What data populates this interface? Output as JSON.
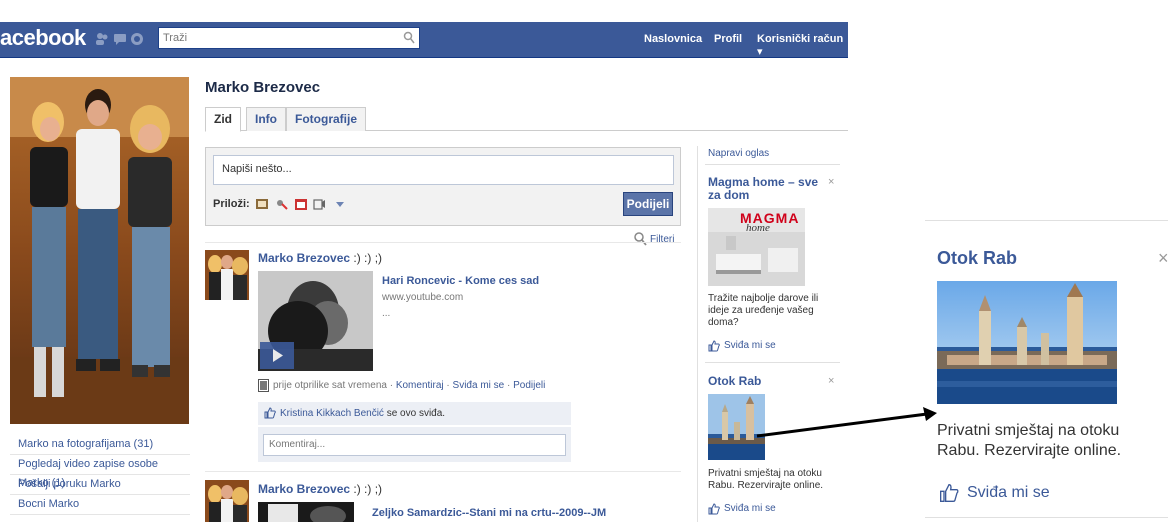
{
  "topbar": {
    "logo": "acebook",
    "search_placeholder": "Traži",
    "nav": [
      "Naslovnica",
      "Profil",
      "Korisnički račun ▾"
    ]
  },
  "profile": {
    "name": "Marko Brezovec",
    "tabs": [
      "Zid",
      "Info",
      "Fotografije"
    ],
    "left_links": [
      "Marko na fotografijama (31)",
      "Pogledaj video zapise osobe Marko (1)",
      "Pošalji poruku Marko",
      "Bocni Marko"
    ]
  },
  "composer": {
    "placeholder": "Napiši nešto...",
    "attach_label": "Priloži:",
    "share_button": "Podijeli"
  },
  "feed": {
    "filter_label": "Filteri",
    "posts": [
      {
        "author": "Marko Brezovec",
        "status": " :) :) ;)",
        "link_title": "Hari Roncevic - Kome ces sad",
        "link_domain": "www.youtube.com",
        "link_desc": "...",
        "time": "prije otprilike sat vremena",
        "actions": [
          "Komentiraj",
          "Sviđa mi se",
          "Podijeli"
        ],
        "like_person": "Kristina Kikkach Benčić",
        "like_suffix": " se ovo sviđa.",
        "comment_placeholder": "Komentiraj..."
      },
      {
        "author": "Marko Brezovec",
        "status": " :) :) ;)",
        "link_title": "Zeljko Samardzic--Stani mi na crtu--2009--JM"
      }
    ]
  },
  "ads": {
    "create_label": "Napravi oglas",
    "items": [
      {
        "title": "Magma home – sve za dom",
        "logo_text": "MAGMA",
        "logo_sub": "home",
        "text": "Tražite najbolje darove ili ideje za uređenje vašeg doma?",
        "like": "Sviđa mi se"
      },
      {
        "title": "Otok Rab",
        "text": "Privatni smještaj na otoku Rabu. Rezervirajte online.",
        "like": "Sviđa mi se"
      }
    ],
    "close_symbol": "×"
  },
  "zoom": {
    "title": "Otok Rab",
    "close_symbol": "×",
    "text": "Privatni smještaj na otoku Rabu. Rezervirajte online.",
    "like": "Sviđa mi se"
  },
  "colors": {
    "brand": "#3b5998",
    "brand_dark": "#133783",
    "like_box": "#eceff5"
  }
}
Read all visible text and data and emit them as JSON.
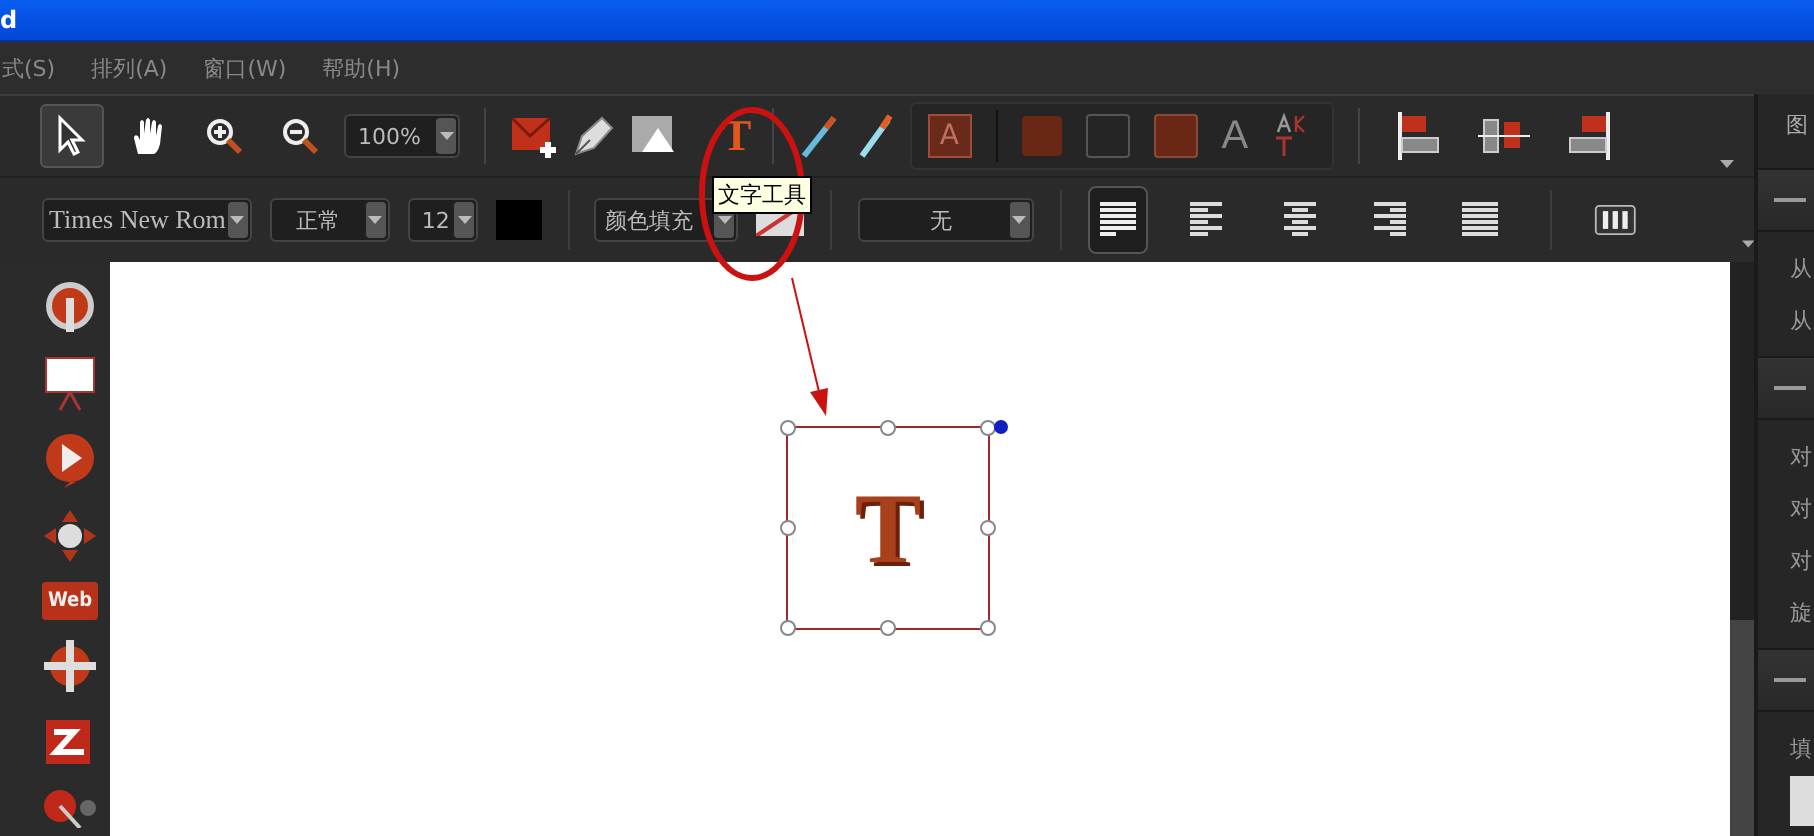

● ● ● ●

Exercise objective: Quote each line of the listing exactly, but leave the pictures out.

Problem solution:
What data populates this interface? Output as JSON.
{
  "topbar": {
    "logo": "acebook",
    "search_placeholder": "Traži",
    "nav": [
      "Naslovnica",
      "Profil",
      "Korisnički račun ▾"
    ]
  },
  "profile": {
    "name": "Marko Brezovec",
    "tabs": [
      "Zid",
      "Info",
      "Fotografije"
    ],
    "left_links": [
      "Marko na fotografijama (31)",
      "Pogledaj video zapise osobe Marko (1)",
      "Pošalji poruku Marko",
      "Bocni Marko"
    ]
  },
  "composer": {
    "placeholder": "Napiši nešto...",
    "attach_label": "Priloži:",
    "share_button": "Podijeli"
  },
  "feed": {
    "filter_label": "Filteri",
    "posts": [
      {
        "author": "Marko Brezovec",
        "status": " :) :) ;)",
        "link_title": "Hari Roncevic - Kome ces sad",
        "link_domain": "www.youtube.com",
        "link_desc": "...",
        "time": "prije otprilike sat vremena",
        "actions": [
          "Komentiraj",
          "Sviđa mi se",
          "Podijeli"
        ],
        "like_person": "Kristina Kikkach Benčić",
        "like_suffix": " se ovo sviđa.",
        "comment_placeholder": "Komentiraj..."
      },
      {
        "author": "Marko Brezovec",
        "status": " :) :) ;)",
        "link_title": "Zeljko Samardzic--Stani mi na crtu--2009--JM"
      }
    ]
  },
  "ads": {
    "create_label": "Napravi oglas",
    "items": [
      {
        "title": "Magma home – sve za dom",
        "logo_text": "MAGMA",
        "logo_sub": "home",
        "text": "Tražite najbolje darove ili ideje za uređenje vašeg doma?",
        "like": "Sviđa mi se"
      },
      {
        "title": "Otok Rab",
        "text": "Privatni smještaj na otoku Rabu. Rezervirajte online.",
        "like": "Sviđa mi se"
      }
    ],
    "close_symbol": "×"
  },
  "zoom": {
    "title": "Otok Rab",
    "close_symbol": "×",
    "text": "Privatni smještaj na otoku Rabu. Rezervirajte online.",
    "like": "Sviđa mi se"
  },
  "colors": {
    "brand": "#3b5998",
    "brand_dark": "#133783",
    "like_box": "#eceff5"
  }
}
Read all visible text and data and emit them as JSON.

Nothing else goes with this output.